Set down every entry again word for word, please, but skip the pictures.

[Start Data excerpts]

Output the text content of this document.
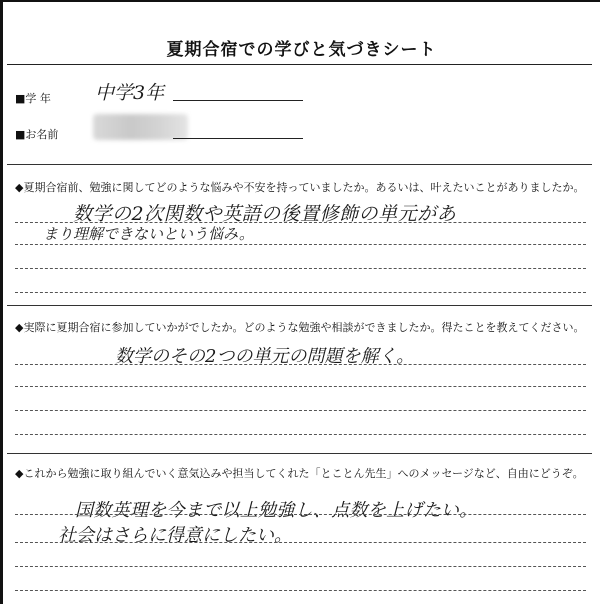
夏期合宿での学びと気づきシート
■学 年 中学3年
■お名前
◆夏期合宿前、勉強に関してどのような悩みや不安を持っていましたか。あるいは、叶えたいことがありましたか。
数学の2次関数や英語の後置修飾の単元があ
まり理解できないという悩み。
◆実際に夏期合宿に参加していかがでしたか。どのような勉強や相談ができましたか。得たことを教えてください。
数学のその2つの単元の問題を解く。
◆これから勉強に取り組んでいく意気込みや担当してくれた「とことん先生」へのメッセージなど、自由にどうぞ。
国数英理を今まで以上勉強し、点数を上げたい。
社会はさらに得意にしたい。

[End Data excerpts]

**Reply to the task**.
Output the text content of this document.
夏期合宿での学びと気づきシート
■学 年 中学3年
■お名前
◆夏期合宿前、勉強に関してどのような悩みや不安を持っていましたか。あるいは、叶えたいことがありましたか。
数学の2次関数や英語の後置修飾の単元があ
まり理解できないという悩み。
◆実際に夏期合宿に参加していかがでしたか。どのような勉強や相談ができましたか。得たことを教えてください。
数学のその2つの単元の問題を解く。
◆これから勉強に取り組んでいく意気込みや担当してくれた「とことん先生」へのメッセージなど、自由にどうぞ。
国数英理を今まで以上勉強し、点数を上げたい。
社会はさらに得意にしたい。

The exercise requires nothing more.